Give an exact transcription of every line, dropping the images.

Dataset entries
━━━━━━━━━━━━━━━━

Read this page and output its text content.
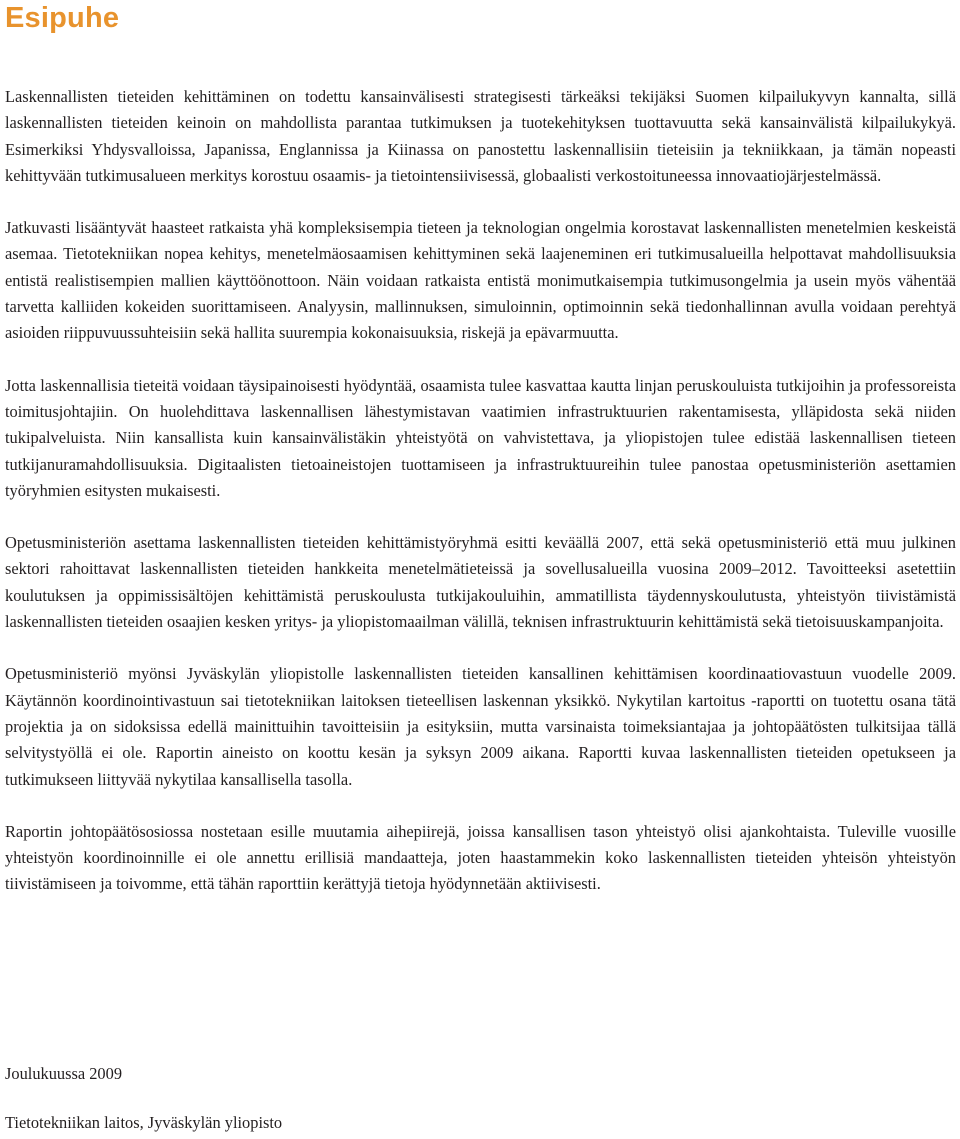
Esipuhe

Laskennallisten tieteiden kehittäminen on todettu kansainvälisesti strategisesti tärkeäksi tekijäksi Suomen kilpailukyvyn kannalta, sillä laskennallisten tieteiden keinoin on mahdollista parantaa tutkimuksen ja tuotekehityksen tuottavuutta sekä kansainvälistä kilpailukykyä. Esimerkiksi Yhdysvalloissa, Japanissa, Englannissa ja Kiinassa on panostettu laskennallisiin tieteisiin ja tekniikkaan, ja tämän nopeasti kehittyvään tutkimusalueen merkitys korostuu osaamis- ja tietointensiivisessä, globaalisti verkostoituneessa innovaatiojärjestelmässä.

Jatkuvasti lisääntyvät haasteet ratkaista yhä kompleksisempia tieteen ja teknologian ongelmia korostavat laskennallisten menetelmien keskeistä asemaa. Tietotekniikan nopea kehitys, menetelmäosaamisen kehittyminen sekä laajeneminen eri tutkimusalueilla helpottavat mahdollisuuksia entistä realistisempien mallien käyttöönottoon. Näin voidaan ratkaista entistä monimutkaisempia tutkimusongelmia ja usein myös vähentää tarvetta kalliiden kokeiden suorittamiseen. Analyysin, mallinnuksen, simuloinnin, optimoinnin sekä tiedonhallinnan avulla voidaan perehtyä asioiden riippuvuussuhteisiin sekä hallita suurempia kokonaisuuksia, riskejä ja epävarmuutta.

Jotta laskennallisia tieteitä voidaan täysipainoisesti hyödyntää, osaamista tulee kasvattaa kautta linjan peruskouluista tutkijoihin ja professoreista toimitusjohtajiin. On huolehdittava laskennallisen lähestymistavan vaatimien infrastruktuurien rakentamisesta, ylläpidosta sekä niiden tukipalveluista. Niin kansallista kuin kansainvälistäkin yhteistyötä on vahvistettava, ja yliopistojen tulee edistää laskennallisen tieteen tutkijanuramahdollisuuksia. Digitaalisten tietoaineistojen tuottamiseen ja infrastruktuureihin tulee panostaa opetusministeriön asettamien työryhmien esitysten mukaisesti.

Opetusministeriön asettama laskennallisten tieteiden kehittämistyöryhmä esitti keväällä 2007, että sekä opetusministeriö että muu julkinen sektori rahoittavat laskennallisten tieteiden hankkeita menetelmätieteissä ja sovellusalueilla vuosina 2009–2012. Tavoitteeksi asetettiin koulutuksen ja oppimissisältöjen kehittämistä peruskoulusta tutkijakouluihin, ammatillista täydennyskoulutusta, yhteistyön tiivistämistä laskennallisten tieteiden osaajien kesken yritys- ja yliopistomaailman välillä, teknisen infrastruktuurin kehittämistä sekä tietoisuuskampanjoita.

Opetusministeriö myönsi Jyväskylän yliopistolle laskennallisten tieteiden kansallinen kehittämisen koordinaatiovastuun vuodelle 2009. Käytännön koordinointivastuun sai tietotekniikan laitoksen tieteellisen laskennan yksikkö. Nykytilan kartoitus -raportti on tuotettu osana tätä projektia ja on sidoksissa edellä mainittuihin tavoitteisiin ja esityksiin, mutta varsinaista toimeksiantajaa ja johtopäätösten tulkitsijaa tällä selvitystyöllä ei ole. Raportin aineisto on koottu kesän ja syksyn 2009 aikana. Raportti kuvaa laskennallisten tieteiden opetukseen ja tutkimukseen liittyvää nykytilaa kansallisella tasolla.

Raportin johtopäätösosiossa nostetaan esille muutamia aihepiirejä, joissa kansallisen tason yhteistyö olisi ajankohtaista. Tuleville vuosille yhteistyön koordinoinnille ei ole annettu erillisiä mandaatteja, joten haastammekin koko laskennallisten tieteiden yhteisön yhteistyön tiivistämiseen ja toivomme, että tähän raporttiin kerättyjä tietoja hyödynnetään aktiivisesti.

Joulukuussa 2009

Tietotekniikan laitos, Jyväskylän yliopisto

━━━━━━━━━━━━━━━━

Full solution:
Read this page and output its text content.
Esipuhe

Laskennallisten tieteiden kehittäminen on todettu kansainvälisesti strategisesti tärkeäksi tekijäksi Suomen kilpailukyvyn kannalta, sillä laskennallisten tieteiden keinoin on mahdollista parantaa tutkimuksen ja tuotekehityksen tuottavuutta sekä kansainvälistä kilpailukykyä. Esimerkiksi Yhdysvalloissa, Japanissa, Englannissa ja Kiinassa on panostettu laskennallisiin tieteisiin ja tekniikkaan, ja tämän nopeasti kehittyvään tutkimusalueen merkitys korostuu osaamis- ja tietointensiivisessä, globaalisti verkostoituneessa innovaatiojärjestelmässä.

Jatkuvasti lisääntyvät haasteet ratkaista yhä kompleksisempia tieteen ja teknologian ongelmia korostavat laskennallisten menetelmien keskeistä asemaa. Tietotekniikan nopea kehitys, menetelmäosaamisen kehittyminen sekä laajeneminen eri tutkimusalueilla helpottavat mahdollisuuksia entistä realistisempien mallien käyttöönottoon. Näin voidaan ratkaista entistä monimutkaisempia tutkimusongelmia ja usein myös vähentää tarvetta kalliiden kokeiden suorittamiseen. Analyysin, mallinnuksen, simuloinnin, optimoinnin sekä tiedonhallinnan avulla voidaan perehtyä asioiden riippuvuussuhteisiin sekä hallita suurempia kokonaisuuksia, riskejä ja epävarmuutta.

Jotta laskennallisia tieteitä voidaan täysipainoisesti hyödyntää, osaamista tulee kasvattaa kautta linjan peruskouluista tutkijoihin ja professoreista toimitusjohtajiin. On huolehdittava laskennallisen lähestymistavan vaatimien infrastruktuurien rakentamisesta, ylläpidosta sekä niiden tukipalveluista. Niin kansallista kuin kansainvälistäkin yhteistyötä on vahvistettava, ja yliopistojen tulee edistää laskennallisen tieteen tutkijanuramahdollisuuksia. Digitaalisten tietoaineistojen tuottamiseen ja infrastruktuureihin tulee panostaa opetusministeriön asettamien työryhmien esitysten mukaisesti.

Opetusministeriön asettama laskennallisten tieteiden kehittämistyöryhmä esitti keväällä 2007, että sekä opetusministeriö että muu julkinen sektori rahoittavat laskennallisten tieteiden hankkeita menetelmätieteissä ja sovellusalueilla vuosina 2009–2012. Tavoitteeksi asetettiin koulutuksen ja oppimissisältöjen kehittämistä peruskoulusta tutkijakouluihin, ammatillista täydennyskoulutusta, yhteistyön tiivistämistä laskennallisten tieteiden osaajien kesken yritys- ja yliopistomaailman välillä, teknisen infrastruktuurin kehittämistä sekä tietoisuuskampanjoita.

Opetusministeriö myönsi Jyväskylän yliopistolle laskennallisten tieteiden kansallinen kehittämisen koordinaatiovastuun vuodelle 2009. Käytännön koordinointivastuun sai tietotekniikan laitoksen tieteellisen laskennan yksikkö. Nykytilan kartoitus -raportti on tuotettu osana tätä projektia ja on sidoksissa edellä mainittuihin tavoitteisiin ja esityksiin, mutta varsinaista toimeksiantajaa ja johtopäätösten tulkitsijaa tällä selvitystyöllä ei ole. Raportin aineisto on koottu kesän ja syksyn 2009 aikana. Raportti kuvaa laskennallisten tieteiden opetukseen ja tutkimukseen liittyvää nykytilaa kansallisella tasolla.

Raportin johtopäätösosiossa nostetaan esille muutamia aihepiirejä, joissa kansallisen tason yhteistyö olisi ajankohtaista. Tuleville vuosille yhteistyön koordinoinnille ei ole annettu erillisiä mandaatteja, joten haastammekin koko laskennallisten tieteiden yhteisön yhteistyön tiivistämiseen ja toivomme, että tähän raporttiin kerättyjä tietoja hyödynnetään aktiivisesti.

Joulukuussa 2009

Tietotekniikan laitos, Jyväskylän yliopisto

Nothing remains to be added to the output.